- [Exercise directions]: Write down every entry below once more, exactly.

- [Recorded information]:
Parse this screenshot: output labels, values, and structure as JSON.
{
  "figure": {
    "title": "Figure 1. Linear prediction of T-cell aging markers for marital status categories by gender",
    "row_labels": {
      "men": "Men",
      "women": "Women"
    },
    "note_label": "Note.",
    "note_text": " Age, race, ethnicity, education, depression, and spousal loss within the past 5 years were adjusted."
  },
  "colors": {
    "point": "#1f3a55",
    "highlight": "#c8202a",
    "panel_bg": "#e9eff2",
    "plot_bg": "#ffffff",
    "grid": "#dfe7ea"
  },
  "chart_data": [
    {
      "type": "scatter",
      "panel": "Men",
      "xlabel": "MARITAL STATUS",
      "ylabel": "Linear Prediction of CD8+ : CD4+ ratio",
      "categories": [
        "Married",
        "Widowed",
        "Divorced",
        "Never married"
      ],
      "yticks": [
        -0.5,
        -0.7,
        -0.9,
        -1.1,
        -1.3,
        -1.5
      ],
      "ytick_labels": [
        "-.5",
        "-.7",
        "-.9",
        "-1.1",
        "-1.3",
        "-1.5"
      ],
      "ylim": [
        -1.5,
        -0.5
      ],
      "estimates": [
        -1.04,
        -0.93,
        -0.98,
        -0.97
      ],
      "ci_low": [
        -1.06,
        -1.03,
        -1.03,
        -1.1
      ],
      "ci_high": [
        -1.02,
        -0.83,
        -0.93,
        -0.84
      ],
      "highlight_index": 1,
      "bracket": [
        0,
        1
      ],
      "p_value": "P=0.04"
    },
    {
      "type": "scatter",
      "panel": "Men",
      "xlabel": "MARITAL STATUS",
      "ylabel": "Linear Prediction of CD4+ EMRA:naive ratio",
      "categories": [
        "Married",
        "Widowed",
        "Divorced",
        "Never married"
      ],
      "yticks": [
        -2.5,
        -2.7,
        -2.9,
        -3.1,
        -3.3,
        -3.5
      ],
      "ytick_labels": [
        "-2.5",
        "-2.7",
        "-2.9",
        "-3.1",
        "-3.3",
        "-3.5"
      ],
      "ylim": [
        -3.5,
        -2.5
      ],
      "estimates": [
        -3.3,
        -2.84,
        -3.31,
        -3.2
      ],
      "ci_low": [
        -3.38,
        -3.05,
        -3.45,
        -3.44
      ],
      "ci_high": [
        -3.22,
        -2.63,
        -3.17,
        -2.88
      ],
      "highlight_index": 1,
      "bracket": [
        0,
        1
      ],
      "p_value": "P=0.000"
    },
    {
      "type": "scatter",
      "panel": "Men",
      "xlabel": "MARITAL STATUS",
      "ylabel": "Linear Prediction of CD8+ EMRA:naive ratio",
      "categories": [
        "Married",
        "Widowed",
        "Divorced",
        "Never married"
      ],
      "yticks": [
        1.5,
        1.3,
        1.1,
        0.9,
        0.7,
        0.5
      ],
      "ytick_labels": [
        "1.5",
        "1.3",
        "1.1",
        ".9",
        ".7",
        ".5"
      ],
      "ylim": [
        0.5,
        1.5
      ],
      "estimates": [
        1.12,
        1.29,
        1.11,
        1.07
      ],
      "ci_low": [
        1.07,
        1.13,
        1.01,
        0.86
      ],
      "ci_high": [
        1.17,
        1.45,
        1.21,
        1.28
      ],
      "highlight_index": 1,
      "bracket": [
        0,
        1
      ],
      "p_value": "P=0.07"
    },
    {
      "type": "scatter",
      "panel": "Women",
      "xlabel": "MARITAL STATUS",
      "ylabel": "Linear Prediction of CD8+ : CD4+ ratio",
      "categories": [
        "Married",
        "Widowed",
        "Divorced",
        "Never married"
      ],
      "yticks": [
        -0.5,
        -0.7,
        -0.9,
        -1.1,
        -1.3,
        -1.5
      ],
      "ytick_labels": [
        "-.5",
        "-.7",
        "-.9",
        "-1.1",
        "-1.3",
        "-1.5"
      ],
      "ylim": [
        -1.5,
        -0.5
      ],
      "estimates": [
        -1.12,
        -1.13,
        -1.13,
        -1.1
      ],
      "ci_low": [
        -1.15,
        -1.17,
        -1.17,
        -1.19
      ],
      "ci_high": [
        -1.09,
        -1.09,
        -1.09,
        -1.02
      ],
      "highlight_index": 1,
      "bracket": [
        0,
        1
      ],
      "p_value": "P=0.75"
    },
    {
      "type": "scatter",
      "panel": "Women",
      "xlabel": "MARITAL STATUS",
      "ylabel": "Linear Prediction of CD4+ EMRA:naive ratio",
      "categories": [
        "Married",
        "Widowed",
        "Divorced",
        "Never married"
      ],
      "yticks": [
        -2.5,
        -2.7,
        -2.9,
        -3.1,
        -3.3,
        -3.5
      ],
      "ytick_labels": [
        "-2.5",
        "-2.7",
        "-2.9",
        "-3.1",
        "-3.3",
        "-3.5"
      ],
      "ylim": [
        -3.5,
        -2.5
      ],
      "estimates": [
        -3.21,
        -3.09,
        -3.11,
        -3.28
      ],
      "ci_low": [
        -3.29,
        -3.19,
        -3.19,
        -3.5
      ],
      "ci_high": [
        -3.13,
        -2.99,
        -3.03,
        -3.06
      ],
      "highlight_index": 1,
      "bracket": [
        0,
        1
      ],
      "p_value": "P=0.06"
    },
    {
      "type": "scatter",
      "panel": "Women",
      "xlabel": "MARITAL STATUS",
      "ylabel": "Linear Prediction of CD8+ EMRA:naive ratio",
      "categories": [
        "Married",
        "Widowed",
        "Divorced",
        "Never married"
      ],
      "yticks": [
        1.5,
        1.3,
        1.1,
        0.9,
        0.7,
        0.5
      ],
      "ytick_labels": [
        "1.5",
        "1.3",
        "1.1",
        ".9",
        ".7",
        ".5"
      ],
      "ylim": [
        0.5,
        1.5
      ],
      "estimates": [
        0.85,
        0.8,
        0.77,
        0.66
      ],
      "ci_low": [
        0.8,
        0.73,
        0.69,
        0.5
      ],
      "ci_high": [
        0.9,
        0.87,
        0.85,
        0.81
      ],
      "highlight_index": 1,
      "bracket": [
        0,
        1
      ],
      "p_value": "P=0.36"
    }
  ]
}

- [Solved exercise]:
Parse this screenshot: output labels, values, and structure as JSON.
{
  "figure": {
    "title": "Figure 1. Linear prediction of T-cell aging markers for marital status categories by gender",
    "row_labels": {
      "men": "Men",
      "women": "Women"
    },
    "note_label": "Note.",
    "note_text": " Age, race, ethnicity, education, depression, and spousal loss within the past 5 years were adjusted."
  },
  "colors": {
    "point": "#1f3a55",
    "highlight": "#c8202a",
    "panel_bg": "#e9eff2",
    "plot_bg": "#ffffff",
    "grid": "#dfe7ea"
  },
  "chart_data": [
    {
      "type": "scatter",
      "panel": "Men",
      "xlabel": "MARITAL STATUS",
      "ylabel": "Linear Prediction of CD8+ : CD4+ ratio",
      "categories": [
        "Married",
        "Widowed",
        "Divorced",
        "Never married"
      ],
      "yticks": [
        -0.5,
        -0.7,
        -0.9,
        -1.1,
        -1.3,
        -1.5
      ],
      "ytick_labels": [
        "-.5",
        "-.7",
        "-.9",
        "-1.1",
        "-1.3",
        "-1.5"
      ],
      "ylim": [
        -1.5,
        -0.5
      ],
      "estimates": [
        -1.04,
        -0.93,
        -0.98,
        -0.97
      ],
      "ci_low": [
        -1.06,
        -1.03,
        -1.03,
        -1.1
      ],
      "ci_high": [
        -1.02,
        -0.83,
        -0.93,
        -0.84
      ],
      "highlight_index": 1,
      "bracket": [
        0,
        1
      ],
      "p_value": "P=0.04"
    },
    {
      "type": "scatter",
      "panel": "Men",
      "xlabel": "MARITAL STATUS",
      "ylabel": "Linear Prediction of CD4+ EMRA:naive ratio",
      "categories": [
        "Married",
        "Widowed",
        "Divorced",
        "Never married"
      ],
      "yticks": [
        -2.5,
        -2.7,
        -2.9,
        -3.1,
        -3.3,
        -3.5
      ],
      "ytick_labels": [
        "-2.5",
        "-2.7",
        "-2.9",
        "-3.1",
        "-3.3",
        "-3.5"
      ],
      "ylim": [
        -3.5,
        -2.5
      ],
      "estimates": [
        -3.3,
        -2.84,
        -3.31,
        -3.2
      ],
      "ci_low": [
        -3.38,
        -3.05,
        -3.45,
        -3.44
      ],
      "ci_high": [
        -3.22,
        -2.63,
        -3.17,
        -2.88
      ],
      "highlight_index": 1,
      "bracket": [
        0,
        1
      ],
      "p_value": "P=0.000"
    },
    {
      "type": "scatter",
      "panel": "Men",
      "xlabel": "MARITAL STATUS",
      "ylabel": "Linear Prediction of CD8+ EMRA:naive ratio",
      "categories": [
        "Married",
        "Widowed",
        "Divorced",
        "Never married"
      ],
      "yticks": [
        1.5,
        1.3,
        1.1,
        0.9,
        0.7,
        0.5
      ],
      "ytick_labels": [
        "1.5",
        "1.3",
        "1.1",
        ".9",
        ".7",
        ".5"
      ],
      "ylim": [
        0.5,
        1.5
      ],
      "estimates": [
        1.12,
        1.29,
        1.11,
        1.07
      ],
      "ci_low": [
        1.07,
        1.13,
        1.01,
        0.86
      ],
      "ci_high": [
        1.17,
        1.45,
        1.21,
        1.28
      ],
      "highlight_index": 1,
      "bracket": [
        0,
        1
      ],
      "p_value": "P=0.07"
    },
    {
      "type": "scatter",
      "panel": "Women",
      "xlabel": "MARITAL STATUS",
      "ylabel": "Linear Prediction of CD8+ : CD4+ ratio",
      "categories": [
        "Married",
        "Widowed",
        "Divorced",
        "Never married"
      ],
      "yticks": [
        -0.5,
        -0.7,
        -0.9,
        -1.1,
        -1.3,
        -1.5
      ],
      "ytick_labels": [
        "-.5",
        "-.7",
        "-.9",
        "-1.1",
        "-1.3",
        "-1.5"
      ],
      "ylim": [
        -1.5,
        -0.5
      ],
      "estimates": [
        -1.12,
        -1.13,
        -1.13,
        -1.1
      ],
      "ci_low": [
        -1.15,
        -1.17,
        -1.17,
        -1.19
      ],
      "ci_high": [
        -1.09,
        -1.09,
        -1.09,
        -1.02
      ],
      "highlight_index": 1,
      "bracket": [
        0,
        1
      ],
      "p_value": "P=0.75"
    },
    {
      "type": "scatter",
      "panel": "Women",
      "xlabel": "MARITAL STATUS",
      "ylabel": "Linear Prediction of CD4+ EMRA:naive ratio",
      "categories": [
        "Married",
        "Widowed",
        "Divorced",
        "Never married"
      ],
      "yticks": [
        -2.5,
        -2.7,
        -2.9,
        -3.1,
        -3.3,
        -3.5
      ],
      "ytick_labels": [
        "-2.5",
        "-2.7",
        "-2.9",
        "-3.1",
        "-3.3",
        "-3.5"
      ],
      "ylim": [
        -3.5,
        -2.5
      ],
      "estimates": [
        -3.21,
        -3.09,
        -3.11,
        -3.28
      ],
      "ci_low": [
        -3.29,
        -3.19,
        -3.19,
        -3.5
      ],
      "ci_high": [
        -3.13,
        -2.99,
        -3.03,
        -3.06
      ],
      "highlight_index": 1,
      "bracket": [
        0,
        1
      ],
      "p_value": "P=0.06"
    },
    {
      "type": "scatter",
      "panel": "Women",
      "xlabel": "MARITAL STATUS",
      "ylabel": "Linear Prediction of CD8+ EMRA:naive ratio",
      "categories": [
        "Married",
        "Widowed",
        "Divorced",
        "Never married"
      ],
      "yticks": [
        1.5,
        1.3,
        1.1,
        0.9,
        0.7,
        0.5
      ],
      "ytick_labels": [
        "1.5",
        "1.3",
        "1.1",
        ".9",
        ".7",
        ".5"
      ],
      "ylim": [
        0.5,
        1.5
      ],
      "estimates": [
        0.85,
        0.8,
        0.77,
        0.66
      ],
      "ci_low": [
        0.8,
        0.73,
        0.69,
        0.5
      ],
      "ci_high": [
        0.9,
        0.87,
        0.85,
        0.81
      ],
      "highlight_index": 1,
      "bracket": [
        0,
        1
      ],
      "p_value": "P=0.36"
    }
  ]
}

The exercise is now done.